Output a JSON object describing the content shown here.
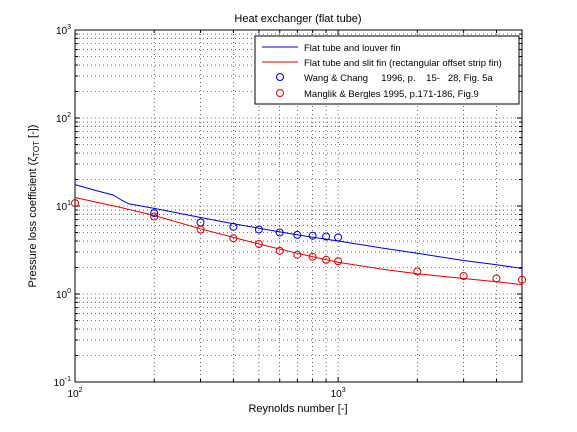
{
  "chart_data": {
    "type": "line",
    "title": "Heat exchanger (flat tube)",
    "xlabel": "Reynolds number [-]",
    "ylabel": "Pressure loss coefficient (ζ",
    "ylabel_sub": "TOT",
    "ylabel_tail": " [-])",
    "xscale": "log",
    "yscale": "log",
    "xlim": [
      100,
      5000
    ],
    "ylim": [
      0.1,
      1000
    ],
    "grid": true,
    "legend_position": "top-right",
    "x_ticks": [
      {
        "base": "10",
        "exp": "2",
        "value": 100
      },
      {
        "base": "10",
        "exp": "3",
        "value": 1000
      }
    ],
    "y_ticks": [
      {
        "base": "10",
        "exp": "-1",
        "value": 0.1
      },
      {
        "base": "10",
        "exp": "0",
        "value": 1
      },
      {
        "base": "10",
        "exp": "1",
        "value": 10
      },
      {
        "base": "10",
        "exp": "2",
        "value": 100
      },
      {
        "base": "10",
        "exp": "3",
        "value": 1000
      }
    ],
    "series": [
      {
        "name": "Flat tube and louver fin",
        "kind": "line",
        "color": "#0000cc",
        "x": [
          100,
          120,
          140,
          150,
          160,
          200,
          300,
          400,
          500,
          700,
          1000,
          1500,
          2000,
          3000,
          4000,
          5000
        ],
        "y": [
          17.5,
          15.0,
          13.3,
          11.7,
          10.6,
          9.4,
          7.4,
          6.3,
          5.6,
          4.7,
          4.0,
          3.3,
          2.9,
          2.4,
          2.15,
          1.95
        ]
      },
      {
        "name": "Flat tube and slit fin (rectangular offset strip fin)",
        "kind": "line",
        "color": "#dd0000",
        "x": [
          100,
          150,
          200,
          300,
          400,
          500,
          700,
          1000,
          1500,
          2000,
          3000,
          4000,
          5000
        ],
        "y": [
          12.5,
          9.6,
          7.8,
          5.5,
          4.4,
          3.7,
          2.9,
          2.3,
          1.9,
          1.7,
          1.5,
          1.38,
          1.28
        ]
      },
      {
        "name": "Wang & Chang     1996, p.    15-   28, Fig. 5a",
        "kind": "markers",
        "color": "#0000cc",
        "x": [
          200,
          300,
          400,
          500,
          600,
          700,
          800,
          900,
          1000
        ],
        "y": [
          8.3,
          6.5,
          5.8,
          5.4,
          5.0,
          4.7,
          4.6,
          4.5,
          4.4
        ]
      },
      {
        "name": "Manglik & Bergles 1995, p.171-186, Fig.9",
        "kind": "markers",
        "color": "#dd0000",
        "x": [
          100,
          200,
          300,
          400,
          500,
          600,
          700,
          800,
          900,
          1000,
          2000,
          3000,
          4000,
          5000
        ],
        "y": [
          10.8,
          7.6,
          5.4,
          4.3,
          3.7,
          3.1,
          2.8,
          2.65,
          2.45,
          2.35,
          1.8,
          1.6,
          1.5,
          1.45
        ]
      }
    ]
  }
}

----------

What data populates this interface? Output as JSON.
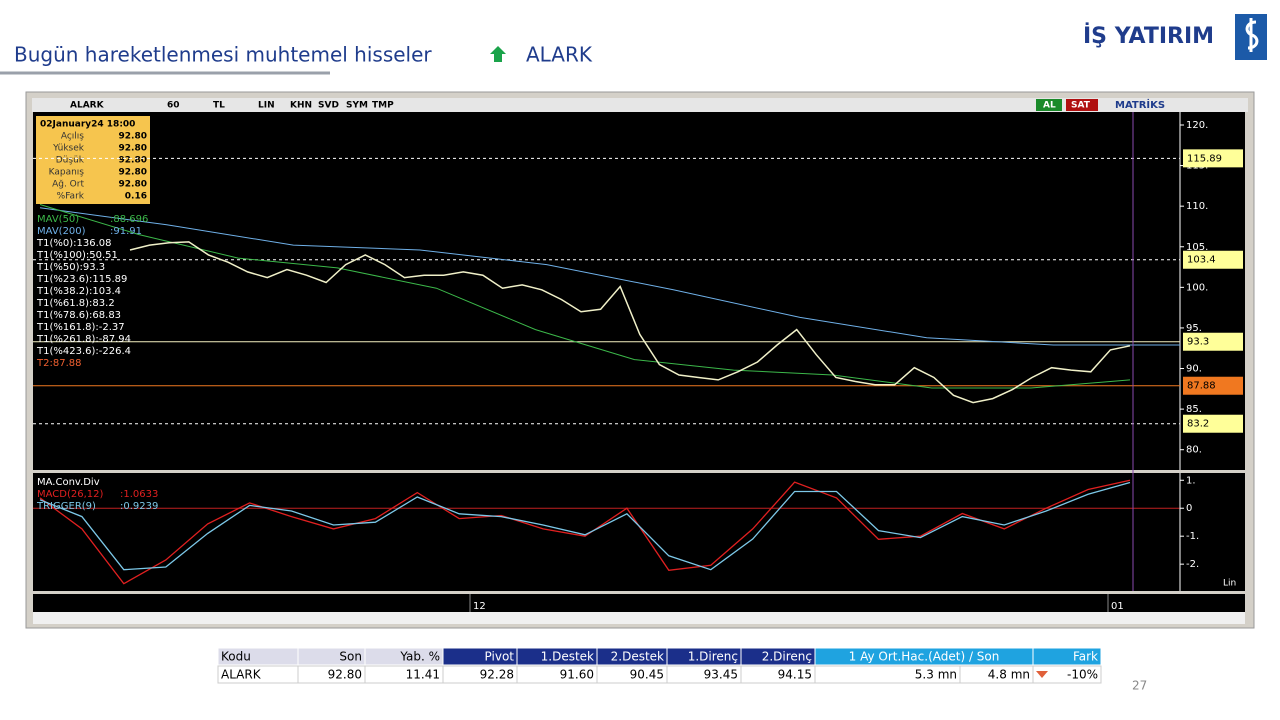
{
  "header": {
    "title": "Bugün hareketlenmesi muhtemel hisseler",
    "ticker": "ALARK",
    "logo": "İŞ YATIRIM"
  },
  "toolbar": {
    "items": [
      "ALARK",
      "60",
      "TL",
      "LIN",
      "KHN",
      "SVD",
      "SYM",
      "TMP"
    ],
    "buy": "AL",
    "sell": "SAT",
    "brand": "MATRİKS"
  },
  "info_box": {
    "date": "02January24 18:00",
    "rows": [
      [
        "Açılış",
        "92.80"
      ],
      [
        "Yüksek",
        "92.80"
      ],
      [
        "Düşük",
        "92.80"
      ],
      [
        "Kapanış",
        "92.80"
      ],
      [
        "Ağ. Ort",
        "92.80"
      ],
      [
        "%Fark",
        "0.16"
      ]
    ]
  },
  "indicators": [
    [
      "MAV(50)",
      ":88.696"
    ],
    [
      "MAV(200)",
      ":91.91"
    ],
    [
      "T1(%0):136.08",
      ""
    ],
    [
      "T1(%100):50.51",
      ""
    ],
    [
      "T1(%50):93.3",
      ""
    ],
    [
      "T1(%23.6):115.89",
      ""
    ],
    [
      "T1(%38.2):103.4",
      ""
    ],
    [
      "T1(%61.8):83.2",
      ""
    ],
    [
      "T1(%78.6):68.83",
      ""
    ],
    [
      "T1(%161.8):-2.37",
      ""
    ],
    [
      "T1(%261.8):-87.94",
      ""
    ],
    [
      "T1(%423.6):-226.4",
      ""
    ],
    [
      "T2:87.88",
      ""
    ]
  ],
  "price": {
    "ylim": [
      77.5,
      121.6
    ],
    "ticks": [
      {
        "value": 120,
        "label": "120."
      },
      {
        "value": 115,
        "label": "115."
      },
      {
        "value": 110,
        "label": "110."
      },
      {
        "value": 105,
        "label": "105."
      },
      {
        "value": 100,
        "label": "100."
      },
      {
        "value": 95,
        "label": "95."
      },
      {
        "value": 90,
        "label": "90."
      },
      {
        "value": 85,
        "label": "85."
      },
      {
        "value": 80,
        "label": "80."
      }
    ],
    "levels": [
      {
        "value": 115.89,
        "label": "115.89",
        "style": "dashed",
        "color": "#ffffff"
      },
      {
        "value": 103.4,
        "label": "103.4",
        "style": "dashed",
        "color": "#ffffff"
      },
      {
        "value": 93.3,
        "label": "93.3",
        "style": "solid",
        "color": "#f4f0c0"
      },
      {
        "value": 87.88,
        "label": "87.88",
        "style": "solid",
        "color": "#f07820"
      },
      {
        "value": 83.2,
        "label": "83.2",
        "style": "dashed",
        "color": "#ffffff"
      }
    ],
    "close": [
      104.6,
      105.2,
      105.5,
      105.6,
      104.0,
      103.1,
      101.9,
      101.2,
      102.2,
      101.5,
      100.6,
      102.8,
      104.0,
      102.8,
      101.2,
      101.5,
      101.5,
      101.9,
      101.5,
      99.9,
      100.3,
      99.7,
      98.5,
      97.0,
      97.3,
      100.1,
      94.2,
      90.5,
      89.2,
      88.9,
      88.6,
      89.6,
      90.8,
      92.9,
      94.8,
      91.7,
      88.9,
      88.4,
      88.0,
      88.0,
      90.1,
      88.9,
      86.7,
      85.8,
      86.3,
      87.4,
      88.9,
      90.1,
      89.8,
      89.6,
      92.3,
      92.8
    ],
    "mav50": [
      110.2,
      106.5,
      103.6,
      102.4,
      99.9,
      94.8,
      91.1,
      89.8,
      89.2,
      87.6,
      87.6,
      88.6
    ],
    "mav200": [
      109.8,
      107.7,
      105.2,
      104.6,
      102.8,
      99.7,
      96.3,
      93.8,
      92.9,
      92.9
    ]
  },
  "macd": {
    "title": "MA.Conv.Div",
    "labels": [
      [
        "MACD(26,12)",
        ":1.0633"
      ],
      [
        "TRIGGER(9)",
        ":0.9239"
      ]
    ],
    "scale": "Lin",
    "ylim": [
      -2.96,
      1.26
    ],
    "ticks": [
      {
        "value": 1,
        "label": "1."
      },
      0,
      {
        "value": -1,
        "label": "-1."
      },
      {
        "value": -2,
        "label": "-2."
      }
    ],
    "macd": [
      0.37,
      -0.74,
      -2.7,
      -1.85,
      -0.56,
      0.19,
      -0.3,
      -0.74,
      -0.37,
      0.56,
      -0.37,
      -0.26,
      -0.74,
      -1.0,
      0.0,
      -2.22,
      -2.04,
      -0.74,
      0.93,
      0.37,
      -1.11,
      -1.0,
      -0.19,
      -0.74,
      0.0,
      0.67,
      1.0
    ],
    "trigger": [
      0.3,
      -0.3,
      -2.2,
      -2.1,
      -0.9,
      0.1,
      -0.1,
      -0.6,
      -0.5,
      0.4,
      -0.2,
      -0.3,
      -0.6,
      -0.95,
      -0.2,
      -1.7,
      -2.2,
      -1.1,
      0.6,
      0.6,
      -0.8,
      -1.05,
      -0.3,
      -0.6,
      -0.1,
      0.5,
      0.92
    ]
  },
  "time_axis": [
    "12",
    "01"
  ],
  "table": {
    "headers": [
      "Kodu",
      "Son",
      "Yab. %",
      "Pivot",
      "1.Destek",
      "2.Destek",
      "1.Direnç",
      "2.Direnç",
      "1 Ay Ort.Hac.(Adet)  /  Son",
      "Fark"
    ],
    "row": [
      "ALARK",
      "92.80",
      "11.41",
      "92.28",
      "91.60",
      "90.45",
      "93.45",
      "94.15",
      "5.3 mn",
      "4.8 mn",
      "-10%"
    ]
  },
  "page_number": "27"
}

----------

TASK DETAILS
Report all lines of the material that contain the word "title".

ANSWER BELOW
    "title": "Heat exchanger (flat tube)",
    "title": "Bugün hareketlenmesi muhtemel hisseler",
    "title": "MA.Conv.Div",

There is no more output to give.